From the entries below, pull out each line where "Marcos" appears.

Data excerpts
- - -
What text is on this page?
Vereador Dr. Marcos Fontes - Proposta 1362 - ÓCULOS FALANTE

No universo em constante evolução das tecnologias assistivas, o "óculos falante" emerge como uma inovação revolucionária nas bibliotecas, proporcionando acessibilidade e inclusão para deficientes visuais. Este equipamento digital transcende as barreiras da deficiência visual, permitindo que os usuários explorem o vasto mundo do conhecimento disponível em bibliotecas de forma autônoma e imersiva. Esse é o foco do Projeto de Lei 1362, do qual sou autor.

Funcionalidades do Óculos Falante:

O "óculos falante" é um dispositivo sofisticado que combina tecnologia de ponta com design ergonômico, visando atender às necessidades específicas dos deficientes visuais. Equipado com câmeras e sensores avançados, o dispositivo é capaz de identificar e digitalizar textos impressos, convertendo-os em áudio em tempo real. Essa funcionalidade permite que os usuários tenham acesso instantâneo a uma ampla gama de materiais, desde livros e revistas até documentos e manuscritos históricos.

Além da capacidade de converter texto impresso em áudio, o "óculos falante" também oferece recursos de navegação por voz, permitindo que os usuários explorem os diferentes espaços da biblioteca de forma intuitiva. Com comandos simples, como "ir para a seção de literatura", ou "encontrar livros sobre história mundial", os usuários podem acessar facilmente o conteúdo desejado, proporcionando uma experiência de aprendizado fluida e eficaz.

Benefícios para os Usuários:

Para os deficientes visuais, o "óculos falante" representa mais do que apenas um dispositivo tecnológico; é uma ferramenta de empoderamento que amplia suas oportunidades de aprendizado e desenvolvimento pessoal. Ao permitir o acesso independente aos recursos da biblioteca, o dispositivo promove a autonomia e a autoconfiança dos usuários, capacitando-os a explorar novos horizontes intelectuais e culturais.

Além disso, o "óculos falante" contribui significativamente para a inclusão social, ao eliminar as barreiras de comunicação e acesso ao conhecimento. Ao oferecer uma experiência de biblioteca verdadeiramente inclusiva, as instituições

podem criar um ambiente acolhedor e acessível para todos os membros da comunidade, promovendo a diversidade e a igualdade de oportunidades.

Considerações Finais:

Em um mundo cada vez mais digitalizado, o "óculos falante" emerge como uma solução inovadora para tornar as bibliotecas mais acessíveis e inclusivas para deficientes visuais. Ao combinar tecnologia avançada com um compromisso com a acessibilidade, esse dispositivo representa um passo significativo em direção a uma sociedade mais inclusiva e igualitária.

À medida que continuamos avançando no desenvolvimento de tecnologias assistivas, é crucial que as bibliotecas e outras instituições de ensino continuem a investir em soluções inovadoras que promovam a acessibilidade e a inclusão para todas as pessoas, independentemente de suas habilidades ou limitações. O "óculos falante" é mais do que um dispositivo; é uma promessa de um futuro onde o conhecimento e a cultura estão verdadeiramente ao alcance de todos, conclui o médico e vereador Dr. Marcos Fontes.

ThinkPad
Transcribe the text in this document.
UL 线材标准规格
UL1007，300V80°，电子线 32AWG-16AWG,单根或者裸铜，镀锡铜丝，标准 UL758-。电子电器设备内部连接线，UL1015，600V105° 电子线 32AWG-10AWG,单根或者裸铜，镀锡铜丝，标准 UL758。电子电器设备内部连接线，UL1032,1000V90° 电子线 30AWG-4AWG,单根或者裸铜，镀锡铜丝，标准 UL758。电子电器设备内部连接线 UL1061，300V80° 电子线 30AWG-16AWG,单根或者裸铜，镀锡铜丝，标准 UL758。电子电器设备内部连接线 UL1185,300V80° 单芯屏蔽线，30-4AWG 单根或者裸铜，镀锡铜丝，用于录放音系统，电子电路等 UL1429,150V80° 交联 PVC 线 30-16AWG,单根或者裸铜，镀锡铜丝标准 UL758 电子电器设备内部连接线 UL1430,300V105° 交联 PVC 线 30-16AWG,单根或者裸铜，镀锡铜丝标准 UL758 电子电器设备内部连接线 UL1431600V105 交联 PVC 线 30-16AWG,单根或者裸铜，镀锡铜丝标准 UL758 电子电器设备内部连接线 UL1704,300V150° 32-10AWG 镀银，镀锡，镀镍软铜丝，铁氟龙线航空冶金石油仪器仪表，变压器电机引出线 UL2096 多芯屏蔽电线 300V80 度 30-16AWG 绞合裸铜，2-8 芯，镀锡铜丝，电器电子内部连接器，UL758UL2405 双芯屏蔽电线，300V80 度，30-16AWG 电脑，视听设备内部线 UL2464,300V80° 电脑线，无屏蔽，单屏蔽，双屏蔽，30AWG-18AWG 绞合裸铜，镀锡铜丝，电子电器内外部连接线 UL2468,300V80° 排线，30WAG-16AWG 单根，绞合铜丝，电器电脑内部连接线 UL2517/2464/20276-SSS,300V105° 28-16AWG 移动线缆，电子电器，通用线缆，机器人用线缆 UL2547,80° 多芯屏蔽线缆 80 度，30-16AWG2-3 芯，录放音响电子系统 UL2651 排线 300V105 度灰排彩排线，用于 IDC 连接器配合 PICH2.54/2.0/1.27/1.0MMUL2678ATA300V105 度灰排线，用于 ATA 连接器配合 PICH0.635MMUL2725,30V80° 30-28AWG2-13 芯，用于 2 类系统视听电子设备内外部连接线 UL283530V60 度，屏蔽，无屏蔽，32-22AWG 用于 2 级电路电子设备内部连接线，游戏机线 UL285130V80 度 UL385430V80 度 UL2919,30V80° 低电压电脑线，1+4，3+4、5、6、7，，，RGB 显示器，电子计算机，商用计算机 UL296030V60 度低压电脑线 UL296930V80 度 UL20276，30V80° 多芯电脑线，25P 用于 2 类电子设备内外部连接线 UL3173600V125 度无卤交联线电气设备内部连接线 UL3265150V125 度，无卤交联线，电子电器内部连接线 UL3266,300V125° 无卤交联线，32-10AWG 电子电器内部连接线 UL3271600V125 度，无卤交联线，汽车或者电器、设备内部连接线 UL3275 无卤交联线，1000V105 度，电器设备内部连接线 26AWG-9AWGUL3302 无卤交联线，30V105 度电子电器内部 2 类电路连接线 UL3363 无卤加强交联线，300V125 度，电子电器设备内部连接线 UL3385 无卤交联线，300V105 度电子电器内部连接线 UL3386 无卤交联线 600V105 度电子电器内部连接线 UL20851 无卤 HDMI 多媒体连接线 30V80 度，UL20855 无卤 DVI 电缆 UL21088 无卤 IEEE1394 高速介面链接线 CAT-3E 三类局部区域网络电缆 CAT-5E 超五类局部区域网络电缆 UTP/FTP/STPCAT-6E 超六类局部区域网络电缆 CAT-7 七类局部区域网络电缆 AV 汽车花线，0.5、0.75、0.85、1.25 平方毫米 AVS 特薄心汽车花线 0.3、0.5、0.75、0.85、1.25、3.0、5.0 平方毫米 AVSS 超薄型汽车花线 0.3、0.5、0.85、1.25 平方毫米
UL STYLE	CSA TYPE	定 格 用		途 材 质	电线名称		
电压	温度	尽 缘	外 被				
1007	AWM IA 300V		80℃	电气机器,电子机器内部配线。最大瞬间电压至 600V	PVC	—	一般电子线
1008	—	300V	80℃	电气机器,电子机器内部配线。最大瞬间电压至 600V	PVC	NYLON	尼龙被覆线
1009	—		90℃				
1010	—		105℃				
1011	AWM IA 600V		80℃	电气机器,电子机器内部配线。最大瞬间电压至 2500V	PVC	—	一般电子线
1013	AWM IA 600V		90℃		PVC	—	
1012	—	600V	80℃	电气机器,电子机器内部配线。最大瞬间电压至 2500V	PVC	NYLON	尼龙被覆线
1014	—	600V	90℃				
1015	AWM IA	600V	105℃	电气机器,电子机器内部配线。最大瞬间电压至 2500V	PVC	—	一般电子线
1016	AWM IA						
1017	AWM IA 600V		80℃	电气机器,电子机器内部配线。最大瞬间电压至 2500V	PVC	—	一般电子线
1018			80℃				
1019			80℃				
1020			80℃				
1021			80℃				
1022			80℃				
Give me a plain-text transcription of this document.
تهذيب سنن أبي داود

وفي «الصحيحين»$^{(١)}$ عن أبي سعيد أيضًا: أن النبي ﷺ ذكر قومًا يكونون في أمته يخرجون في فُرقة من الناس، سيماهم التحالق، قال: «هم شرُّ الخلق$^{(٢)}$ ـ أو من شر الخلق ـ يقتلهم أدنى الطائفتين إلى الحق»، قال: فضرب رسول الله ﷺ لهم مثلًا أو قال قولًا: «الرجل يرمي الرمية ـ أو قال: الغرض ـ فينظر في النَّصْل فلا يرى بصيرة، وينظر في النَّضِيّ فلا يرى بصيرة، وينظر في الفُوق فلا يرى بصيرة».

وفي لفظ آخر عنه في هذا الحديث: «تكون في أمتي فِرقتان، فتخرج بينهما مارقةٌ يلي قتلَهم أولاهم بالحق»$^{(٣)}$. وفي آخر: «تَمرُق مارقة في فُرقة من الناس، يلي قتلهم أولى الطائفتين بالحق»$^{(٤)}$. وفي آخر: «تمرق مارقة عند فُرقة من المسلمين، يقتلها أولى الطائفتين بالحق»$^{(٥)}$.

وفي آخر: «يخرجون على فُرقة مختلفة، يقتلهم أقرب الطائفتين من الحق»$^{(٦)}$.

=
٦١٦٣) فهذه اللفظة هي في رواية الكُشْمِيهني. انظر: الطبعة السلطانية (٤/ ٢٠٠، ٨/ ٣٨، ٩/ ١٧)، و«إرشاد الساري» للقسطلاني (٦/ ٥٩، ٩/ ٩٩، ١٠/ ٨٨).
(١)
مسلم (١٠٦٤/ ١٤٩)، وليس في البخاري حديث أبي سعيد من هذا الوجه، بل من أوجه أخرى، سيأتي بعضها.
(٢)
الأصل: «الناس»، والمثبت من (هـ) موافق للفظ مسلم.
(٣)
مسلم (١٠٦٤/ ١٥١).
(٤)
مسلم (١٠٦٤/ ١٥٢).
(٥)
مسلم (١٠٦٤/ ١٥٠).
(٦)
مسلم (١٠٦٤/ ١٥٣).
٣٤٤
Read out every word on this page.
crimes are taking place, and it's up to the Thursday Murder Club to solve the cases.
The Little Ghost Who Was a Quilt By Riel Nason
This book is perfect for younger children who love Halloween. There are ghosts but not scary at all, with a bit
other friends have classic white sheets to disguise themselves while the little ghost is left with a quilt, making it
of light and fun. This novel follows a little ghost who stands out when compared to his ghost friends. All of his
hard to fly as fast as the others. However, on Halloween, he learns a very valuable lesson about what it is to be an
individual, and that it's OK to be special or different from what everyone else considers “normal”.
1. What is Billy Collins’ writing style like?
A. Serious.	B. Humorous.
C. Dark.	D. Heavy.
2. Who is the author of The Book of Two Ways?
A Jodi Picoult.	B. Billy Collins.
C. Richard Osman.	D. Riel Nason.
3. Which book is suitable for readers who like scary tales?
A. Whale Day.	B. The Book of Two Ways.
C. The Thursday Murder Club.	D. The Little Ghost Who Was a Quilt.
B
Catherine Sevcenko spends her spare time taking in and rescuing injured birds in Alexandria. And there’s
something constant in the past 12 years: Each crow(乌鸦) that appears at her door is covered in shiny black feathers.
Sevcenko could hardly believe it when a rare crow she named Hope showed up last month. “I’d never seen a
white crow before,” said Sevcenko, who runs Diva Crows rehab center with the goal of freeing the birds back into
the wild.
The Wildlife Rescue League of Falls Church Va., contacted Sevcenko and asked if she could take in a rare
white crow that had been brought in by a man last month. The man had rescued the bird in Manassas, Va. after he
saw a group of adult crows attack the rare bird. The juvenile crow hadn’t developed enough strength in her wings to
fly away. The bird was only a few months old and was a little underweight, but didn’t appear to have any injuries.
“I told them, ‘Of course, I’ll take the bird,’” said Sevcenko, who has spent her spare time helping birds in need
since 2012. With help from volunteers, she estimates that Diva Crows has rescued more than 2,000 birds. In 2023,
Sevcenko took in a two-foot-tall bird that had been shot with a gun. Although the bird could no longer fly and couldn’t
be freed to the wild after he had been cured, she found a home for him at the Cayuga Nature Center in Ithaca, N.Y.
- - -
:: Written solution ::
Vereador Dr. Marcos Fontes - Proposta 1362 - ÓCULOS FALANTE
À medida que continuamos avançando no desenvolvimento de tecnologias assistivas, é crucial que as bibliotecas e outras instituições de ensino continuem a investir em soluções inovadoras que promovam a acessibilidade e a inclusão para todas as pessoas, independentemente de suas habilidades ou limitações. O "óculos falante" é mais do que um dispositivo; é uma promessa de um futuro onde o conhecimento e a cultura estão verdadeiramente ao alcance de todos, conclui o médico e vereador Dr. Marcos Fontes.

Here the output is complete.